**Exercise description**: Go through the material below and copy each line where the word "image" appears.

════

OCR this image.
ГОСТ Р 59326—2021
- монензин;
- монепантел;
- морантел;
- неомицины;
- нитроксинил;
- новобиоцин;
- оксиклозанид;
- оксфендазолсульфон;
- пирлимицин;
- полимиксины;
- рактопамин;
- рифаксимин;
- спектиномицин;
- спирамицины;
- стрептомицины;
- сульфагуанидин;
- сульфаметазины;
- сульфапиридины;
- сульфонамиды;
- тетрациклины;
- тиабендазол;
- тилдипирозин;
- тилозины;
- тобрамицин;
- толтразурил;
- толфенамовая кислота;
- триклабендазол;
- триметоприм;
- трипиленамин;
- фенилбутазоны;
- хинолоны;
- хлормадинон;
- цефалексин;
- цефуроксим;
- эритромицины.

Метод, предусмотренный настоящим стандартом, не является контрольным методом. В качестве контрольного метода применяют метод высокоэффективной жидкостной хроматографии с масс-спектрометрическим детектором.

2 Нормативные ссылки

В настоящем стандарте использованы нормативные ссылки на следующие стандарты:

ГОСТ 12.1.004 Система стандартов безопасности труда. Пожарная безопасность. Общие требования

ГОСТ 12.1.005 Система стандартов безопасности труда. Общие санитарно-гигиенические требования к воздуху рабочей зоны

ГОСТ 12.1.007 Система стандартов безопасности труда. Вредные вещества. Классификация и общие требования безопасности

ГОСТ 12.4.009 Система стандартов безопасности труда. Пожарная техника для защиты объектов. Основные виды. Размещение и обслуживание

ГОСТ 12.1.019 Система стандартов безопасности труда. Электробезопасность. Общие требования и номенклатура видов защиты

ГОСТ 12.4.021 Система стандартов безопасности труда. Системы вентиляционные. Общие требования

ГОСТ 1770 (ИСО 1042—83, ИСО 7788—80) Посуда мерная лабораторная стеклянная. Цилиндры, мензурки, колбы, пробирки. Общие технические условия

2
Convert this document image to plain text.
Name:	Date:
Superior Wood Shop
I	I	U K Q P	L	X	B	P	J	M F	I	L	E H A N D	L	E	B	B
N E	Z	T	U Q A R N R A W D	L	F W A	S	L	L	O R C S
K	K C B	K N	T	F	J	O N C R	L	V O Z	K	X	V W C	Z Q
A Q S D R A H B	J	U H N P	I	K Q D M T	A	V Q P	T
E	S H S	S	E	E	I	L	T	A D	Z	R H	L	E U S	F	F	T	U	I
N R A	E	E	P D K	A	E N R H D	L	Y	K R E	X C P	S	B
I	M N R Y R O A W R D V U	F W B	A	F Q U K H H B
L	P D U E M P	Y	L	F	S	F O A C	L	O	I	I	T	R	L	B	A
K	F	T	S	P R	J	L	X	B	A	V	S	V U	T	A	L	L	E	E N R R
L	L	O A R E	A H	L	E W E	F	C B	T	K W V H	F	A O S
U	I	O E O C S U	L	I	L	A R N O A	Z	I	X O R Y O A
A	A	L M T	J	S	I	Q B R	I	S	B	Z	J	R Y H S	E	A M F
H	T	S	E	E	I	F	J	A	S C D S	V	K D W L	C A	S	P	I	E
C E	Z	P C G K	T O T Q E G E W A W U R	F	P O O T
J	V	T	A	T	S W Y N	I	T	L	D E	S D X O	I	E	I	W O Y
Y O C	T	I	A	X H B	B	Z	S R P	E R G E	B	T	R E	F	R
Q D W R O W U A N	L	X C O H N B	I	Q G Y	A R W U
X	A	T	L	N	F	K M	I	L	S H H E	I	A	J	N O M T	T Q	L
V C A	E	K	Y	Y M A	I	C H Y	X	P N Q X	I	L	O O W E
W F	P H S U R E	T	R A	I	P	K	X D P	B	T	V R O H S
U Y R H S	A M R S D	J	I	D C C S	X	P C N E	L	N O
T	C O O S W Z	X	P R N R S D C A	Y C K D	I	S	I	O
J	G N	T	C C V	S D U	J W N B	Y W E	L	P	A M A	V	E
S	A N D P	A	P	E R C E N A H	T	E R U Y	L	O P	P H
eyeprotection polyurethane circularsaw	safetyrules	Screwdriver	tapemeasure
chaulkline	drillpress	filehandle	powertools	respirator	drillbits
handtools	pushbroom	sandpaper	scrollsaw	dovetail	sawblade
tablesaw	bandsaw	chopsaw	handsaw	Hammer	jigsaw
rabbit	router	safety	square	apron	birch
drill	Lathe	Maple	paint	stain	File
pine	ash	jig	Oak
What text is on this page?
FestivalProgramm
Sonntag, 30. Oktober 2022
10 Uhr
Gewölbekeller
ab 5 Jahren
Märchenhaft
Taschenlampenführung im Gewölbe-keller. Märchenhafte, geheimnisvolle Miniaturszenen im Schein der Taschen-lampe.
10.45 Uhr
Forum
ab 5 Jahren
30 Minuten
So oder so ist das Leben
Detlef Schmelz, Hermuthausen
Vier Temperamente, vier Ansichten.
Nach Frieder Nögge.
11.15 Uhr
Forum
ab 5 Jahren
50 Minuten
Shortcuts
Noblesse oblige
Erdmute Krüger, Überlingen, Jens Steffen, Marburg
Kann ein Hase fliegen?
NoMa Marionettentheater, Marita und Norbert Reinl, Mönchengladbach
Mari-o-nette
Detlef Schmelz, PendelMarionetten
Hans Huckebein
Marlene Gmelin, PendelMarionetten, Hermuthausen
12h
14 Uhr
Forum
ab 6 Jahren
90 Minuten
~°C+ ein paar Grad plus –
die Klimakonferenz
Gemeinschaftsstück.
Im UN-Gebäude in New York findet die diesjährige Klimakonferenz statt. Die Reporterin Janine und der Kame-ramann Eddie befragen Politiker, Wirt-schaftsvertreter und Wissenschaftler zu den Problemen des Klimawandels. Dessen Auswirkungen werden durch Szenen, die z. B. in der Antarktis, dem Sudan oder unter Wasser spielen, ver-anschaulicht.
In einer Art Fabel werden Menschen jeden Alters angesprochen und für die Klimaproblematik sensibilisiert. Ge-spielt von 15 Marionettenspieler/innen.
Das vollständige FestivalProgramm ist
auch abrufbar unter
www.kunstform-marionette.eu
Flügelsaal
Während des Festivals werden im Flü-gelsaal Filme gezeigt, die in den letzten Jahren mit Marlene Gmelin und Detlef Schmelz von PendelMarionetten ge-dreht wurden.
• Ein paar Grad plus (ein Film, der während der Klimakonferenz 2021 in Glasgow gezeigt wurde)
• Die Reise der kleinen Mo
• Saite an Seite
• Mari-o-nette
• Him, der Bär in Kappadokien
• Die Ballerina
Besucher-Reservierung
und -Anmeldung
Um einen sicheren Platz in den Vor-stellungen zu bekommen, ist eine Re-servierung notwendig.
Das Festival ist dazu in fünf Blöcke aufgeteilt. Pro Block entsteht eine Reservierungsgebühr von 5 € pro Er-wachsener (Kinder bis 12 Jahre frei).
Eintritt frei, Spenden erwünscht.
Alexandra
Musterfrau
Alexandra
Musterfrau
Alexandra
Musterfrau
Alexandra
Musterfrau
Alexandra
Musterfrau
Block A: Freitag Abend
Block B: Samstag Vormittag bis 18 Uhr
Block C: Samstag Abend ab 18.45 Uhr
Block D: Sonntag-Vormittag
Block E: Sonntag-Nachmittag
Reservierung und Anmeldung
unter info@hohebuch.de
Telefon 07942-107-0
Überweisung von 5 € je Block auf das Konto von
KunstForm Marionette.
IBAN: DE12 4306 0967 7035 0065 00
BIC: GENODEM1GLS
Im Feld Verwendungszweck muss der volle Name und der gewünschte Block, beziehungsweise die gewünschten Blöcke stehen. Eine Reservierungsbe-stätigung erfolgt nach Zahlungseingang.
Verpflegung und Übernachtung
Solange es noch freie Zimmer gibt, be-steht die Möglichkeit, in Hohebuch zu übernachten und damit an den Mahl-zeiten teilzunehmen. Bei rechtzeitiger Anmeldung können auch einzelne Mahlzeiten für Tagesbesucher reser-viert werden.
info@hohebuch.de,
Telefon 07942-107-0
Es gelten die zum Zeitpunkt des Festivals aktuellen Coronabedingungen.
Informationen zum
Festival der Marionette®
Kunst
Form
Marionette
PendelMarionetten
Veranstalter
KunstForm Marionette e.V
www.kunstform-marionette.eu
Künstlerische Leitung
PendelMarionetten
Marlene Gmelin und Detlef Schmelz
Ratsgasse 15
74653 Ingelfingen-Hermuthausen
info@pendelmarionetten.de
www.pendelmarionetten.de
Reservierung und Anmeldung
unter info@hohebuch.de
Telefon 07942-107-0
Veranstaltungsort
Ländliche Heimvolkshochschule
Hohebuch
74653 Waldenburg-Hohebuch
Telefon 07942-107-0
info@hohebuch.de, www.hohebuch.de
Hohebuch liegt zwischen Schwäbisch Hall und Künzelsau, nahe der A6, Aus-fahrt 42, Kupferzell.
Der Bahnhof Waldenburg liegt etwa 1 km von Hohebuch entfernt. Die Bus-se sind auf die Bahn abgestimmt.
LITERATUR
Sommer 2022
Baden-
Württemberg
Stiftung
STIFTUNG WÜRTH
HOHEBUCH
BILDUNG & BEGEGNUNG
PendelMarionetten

════

**Correct response**:
OCR this image.
Convert this document image to plain text.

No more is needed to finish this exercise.